**PARTS OF THE EXERCISE**
a - Who is named as the contributor in the Apple Music scraper pull request?
b - Print the passage of the Apple Music scraper pull request that starts at "Fixes #none" and ends at "which adds functionality)".

Add Apple-Music-Scraper Python Script
Description
This PR adds a brand-new Apple Music Web Scraper capable of scraping:
- Songs
- Albums
- Playlists
- Artists
- Music videos
- Rooms
- Full search results
It parses Apple Music’s internal serialized-server-data JSON structure and converts it into a clean Python output.
This feature did NOT exist in the repository before and expands the Scrapping/Social Media category significantly.
What’s Included:
apple_music_scraper.py– Main scraper logicutils.py– Helper methods (cover resolver, URL converter, etc.)README.md– Full documentation + examplesrequirements.txt– clean dependency list (requests,beautifulsoup4)
Fixes #none
No existing issue was referenced; this is a brand-new standalone feature.
Type of change
- [ ] Bug fix (non-breaking change which fixes an issue)
- [x] New feature (non-breaking change which adds functionality)
- [ ] Breaking change (fix or feature that would cause existing functionality to not work as expected)
- [ ] This change requires a documentation update
- [ ] Documentation Update
Checklist:
- [x] My code follows the style guidelines(Clean Code) of this project
- [x] I have performed a self-review of my own code
- [x] I have commented my code, particularly in hard-to-understand areas
- [x] I have created a helpful and easy to understand
README.md - [x] My documentation follows
Template for README.md - [x] I have added the project meta data in the PR template.
- [x] I have created the
requirements.txtfile if needed.
Project Metadata
Category:
- [ ] Calculators
- [ ] AI/ML
- [x] Scrappers
- [x] Social_Media
- [ ] Image_Processing
- [ ] Video_Processing
- [ ] Games
- [ ] Networking
- [ ] OS_Utilities
- [ ] Automation
- [ ] Cryptography
- [ ] Computer_Vision
- [ ] Fun
- [ ] Others
Title: Apple Music Web Scraper
Folder: Apple-Music-Scraper
Requirements: requirements.txt
Script: apple_music_scraper.py
Arguments: none
Contributor: abssdghi
Description:
A powerful and fully-featured Apple Music scraper that extracts songs, albums, playlists, videos, artist pages, and full search results using Apple Music’s internal structured JSON data.
Summary by Sourcery
Add a new Apple Music web scraper module that extracts structured metadata from various Apple Music web pages using their embedded serialized JSON data.
New Features:
- Provide scraping functions for Apple Music songs, albums, playlists, artists, music videos, rooms, and search results, returning structured Python dictionaries and URL lists.
- Add utility helpers for generating full artwork URLs, converting album track URLs to direct song URLs, and collecting all singles and EPs for an artist.
- Document the Apple Music scraper usage, capabilities, and example workflows in a dedicated README for the new module.
- Declare bs4 and requests as dependencies for the Apple Music scraping functionality in a requirements file.

**PROVIDED MATERIAL**
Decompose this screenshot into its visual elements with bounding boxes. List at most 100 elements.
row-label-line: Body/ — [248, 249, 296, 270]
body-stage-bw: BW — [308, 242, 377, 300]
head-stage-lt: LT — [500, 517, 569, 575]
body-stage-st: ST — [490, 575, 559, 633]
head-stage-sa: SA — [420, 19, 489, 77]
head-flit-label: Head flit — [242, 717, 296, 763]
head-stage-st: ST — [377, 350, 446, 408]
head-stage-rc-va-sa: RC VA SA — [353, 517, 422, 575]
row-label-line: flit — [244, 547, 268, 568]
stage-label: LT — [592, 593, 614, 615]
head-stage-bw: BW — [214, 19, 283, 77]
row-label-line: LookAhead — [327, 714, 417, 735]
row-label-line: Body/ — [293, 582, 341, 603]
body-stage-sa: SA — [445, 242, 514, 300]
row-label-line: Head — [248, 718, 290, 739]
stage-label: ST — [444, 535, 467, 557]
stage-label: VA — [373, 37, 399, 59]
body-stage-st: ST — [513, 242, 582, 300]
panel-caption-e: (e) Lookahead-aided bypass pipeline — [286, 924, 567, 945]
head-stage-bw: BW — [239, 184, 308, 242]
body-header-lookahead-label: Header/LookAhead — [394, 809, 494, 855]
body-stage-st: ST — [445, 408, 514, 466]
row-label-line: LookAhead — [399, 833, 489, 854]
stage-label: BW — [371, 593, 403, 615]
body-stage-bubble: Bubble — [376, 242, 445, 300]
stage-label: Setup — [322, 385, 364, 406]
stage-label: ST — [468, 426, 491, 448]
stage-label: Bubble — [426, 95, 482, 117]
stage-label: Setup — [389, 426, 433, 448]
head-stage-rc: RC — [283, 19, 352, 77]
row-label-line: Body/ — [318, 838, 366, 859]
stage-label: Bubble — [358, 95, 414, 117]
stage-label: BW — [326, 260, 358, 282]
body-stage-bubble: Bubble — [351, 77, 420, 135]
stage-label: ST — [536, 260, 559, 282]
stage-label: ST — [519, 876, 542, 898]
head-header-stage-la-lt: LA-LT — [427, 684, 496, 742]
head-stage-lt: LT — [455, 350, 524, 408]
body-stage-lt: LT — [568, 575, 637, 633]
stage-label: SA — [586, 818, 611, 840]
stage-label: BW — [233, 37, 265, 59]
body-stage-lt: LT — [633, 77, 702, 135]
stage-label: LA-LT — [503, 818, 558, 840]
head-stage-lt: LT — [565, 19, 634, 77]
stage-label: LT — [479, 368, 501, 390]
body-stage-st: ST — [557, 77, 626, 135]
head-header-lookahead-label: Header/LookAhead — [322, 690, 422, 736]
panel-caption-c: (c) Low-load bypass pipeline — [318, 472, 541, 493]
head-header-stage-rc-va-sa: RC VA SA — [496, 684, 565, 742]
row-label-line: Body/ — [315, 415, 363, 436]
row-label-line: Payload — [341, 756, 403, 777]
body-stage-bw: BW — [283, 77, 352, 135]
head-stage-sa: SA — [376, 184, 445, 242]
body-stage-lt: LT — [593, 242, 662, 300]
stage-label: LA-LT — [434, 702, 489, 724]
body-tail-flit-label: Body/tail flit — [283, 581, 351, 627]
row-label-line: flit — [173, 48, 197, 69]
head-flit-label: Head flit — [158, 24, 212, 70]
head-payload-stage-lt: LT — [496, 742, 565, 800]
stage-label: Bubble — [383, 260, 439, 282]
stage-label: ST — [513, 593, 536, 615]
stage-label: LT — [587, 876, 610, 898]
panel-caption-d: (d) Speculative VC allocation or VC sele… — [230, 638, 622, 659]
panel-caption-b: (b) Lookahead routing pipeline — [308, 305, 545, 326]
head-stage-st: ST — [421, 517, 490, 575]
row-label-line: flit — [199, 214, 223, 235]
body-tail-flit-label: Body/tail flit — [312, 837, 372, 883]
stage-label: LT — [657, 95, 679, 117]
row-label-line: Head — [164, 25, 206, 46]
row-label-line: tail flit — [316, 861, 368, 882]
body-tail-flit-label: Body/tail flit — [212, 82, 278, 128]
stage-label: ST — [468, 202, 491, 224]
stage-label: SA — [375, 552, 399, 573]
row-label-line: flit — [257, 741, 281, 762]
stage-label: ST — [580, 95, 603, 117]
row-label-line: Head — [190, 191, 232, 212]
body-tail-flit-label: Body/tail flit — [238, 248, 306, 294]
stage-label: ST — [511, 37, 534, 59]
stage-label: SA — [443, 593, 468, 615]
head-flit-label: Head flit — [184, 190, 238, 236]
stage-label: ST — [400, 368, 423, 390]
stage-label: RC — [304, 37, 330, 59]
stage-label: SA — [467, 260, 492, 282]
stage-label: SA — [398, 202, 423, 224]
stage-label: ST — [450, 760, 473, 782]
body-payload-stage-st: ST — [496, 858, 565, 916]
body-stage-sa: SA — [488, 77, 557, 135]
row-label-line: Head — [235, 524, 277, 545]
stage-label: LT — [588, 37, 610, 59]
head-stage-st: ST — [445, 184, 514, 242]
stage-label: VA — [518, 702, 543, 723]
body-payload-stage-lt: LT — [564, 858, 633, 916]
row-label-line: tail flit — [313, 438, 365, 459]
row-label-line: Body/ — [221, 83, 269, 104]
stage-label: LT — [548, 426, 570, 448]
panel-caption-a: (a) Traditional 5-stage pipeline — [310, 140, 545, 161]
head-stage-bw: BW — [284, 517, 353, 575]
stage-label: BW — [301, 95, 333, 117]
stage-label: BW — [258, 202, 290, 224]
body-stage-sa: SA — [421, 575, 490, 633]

**PER-TASK OUTPUTS**
a - abssdghi

b -
Fixes #none
No existing issue was referenced; this is a brand-new standalone feature.
Type of change
- [ ] Bug fix (non-breaking change which fixes an issue)
- [x] New feature (non-breaking change which adds functionality)